Copy nothing but the text: repeat each entry exactly and drop the images.

# # # # #

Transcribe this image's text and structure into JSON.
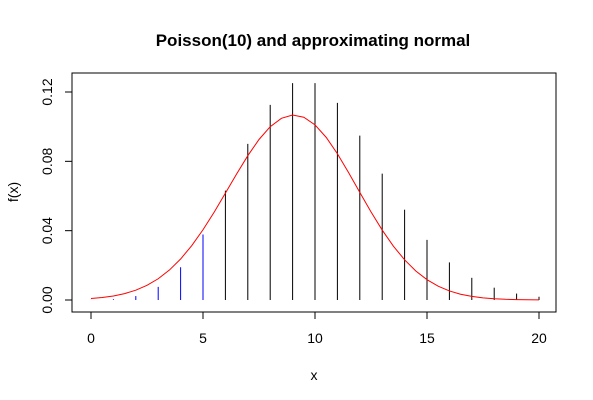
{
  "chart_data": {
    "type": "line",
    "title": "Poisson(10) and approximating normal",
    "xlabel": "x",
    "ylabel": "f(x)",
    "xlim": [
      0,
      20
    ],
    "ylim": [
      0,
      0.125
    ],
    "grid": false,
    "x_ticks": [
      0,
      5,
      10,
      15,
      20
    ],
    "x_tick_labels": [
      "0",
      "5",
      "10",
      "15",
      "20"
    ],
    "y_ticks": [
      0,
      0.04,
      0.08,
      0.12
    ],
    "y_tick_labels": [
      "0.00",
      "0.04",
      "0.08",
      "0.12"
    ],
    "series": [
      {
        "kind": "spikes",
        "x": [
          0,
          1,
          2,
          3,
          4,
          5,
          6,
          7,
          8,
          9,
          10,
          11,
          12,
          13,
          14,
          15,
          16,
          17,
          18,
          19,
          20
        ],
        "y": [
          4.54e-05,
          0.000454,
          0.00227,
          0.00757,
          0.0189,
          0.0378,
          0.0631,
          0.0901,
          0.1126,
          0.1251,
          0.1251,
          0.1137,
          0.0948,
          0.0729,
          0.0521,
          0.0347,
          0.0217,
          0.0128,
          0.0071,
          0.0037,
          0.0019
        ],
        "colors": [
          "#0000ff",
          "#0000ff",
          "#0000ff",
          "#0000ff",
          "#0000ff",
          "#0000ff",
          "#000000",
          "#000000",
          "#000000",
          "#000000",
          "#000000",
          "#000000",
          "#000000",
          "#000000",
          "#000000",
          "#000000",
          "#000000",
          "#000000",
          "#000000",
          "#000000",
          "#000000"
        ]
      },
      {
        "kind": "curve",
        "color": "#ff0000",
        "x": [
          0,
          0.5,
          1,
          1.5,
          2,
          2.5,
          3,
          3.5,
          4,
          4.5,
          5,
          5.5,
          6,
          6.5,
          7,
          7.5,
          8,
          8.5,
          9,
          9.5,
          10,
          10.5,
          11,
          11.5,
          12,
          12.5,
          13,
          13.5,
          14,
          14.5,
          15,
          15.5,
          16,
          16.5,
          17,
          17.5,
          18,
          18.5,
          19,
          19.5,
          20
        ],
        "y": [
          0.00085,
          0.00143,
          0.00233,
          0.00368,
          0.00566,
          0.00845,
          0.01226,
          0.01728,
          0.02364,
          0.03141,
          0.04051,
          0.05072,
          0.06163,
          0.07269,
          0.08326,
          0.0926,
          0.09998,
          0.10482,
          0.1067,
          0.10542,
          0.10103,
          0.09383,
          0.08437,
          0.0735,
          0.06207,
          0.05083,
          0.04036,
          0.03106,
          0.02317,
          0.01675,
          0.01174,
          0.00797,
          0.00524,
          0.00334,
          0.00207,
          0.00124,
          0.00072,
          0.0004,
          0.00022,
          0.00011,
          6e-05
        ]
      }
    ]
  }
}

# # # # #

Result:
Transcribe this image's text and structure into JSON.
{
  "chart_data": {
    "type": "line",
    "title": "Poisson(10) and approximating normal",
    "xlabel": "x",
    "ylabel": "f(x)",
    "xlim": [
      0,
      20
    ],
    "ylim": [
      0,
      0.125
    ],
    "grid": false,
    "x_ticks": [
      0,
      5,
      10,
      15,
      20
    ],
    "x_tick_labels": [
      "0",
      "5",
      "10",
      "15",
      "20"
    ],
    "y_ticks": [
      0,
      0.04,
      0.08,
      0.12
    ],
    "y_tick_labels": [
      "0.00",
      "0.04",
      "0.08",
      "0.12"
    ],
    "series": [
      {
        "kind": "spikes",
        "x": [
          0,
          1,
          2,
          3,
          4,
          5,
          6,
          7,
          8,
          9,
          10,
          11,
          12,
          13,
          14,
          15,
          16,
          17,
          18,
          19,
          20
        ],
        "y": [
          4.54e-05,
          0.000454,
          0.00227,
          0.00757,
          0.0189,
          0.0378,
          0.0631,
          0.0901,
          0.1126,
          0.1251,
          0.1251,
          0.1137,
          0.0948,
          0.0729,
          0.0521,
          0.0347,
          0.0217,
          0.0128,
          0.0071,
          0.0037,
          0.0019
        ],
        "colors": [
          "#0000ff",
          "#0000ff",
          "#0000ff",
          "#0000ff",
          "#0000ff",
          "#0000ff",
          "#000000",
          "#000000",
          "#000000",
          "#000000",
          "#000000",
          "#000000",
          "#000000",
          "#000000",
          "#000000",
          "#000000",
          "#000000",
          "#000000",
          "#000000",
          "#000000",
          "#000000"
        ]
      },
      {
        "kind": "curve",
        "color": "#ff0000",
        "x": [
          0,
          0.5,
          1,
          1.5,
          2,
          2.5,
          3,
          3.5,
          4,
          4.5,
          5,
          5.5,
          6,
          6.5,
          7,
          7.5,
          8,
          8.5,
          9,
          9.5,
          10,
          10.5,
          11,
          11.5,
          12,
          12.5,
          13,
          13.5,
          14,
          14.5,
          15,
          15.5,
          16,
          16.5,
          17,
          17.5,
          18,
          18.5,
          19,
          19.5,
          20
        ],
        "y": [
          0.00085,
          0.00143,
          0.00233,
          0.00368,
          0.00566,
          0.00845,
          0.01226,
          0.01728,
          0.02364,
          0.03141,
          0.04051,
          0.05072,
          0.06163,
          0.07269,
          0.08326,
          0.0926,
          0.09998,
          0.10482,
          0.1067,
          0.10542,
          0.10103,
          0.09383,
          0.08437,
          0.0735,
          0.06207,
          0.05083,
          0.04036,
          0.03106,
          0.02317,
          0.01675,
          0.01174,
          0.00797,
          0.00524,
          0.00334,
          0.00207,
          0.00124,
          0.00072,
          0.0004,
          0.00022,
          0.00011,
          6e-05
        ]
      }
    ]
  }
}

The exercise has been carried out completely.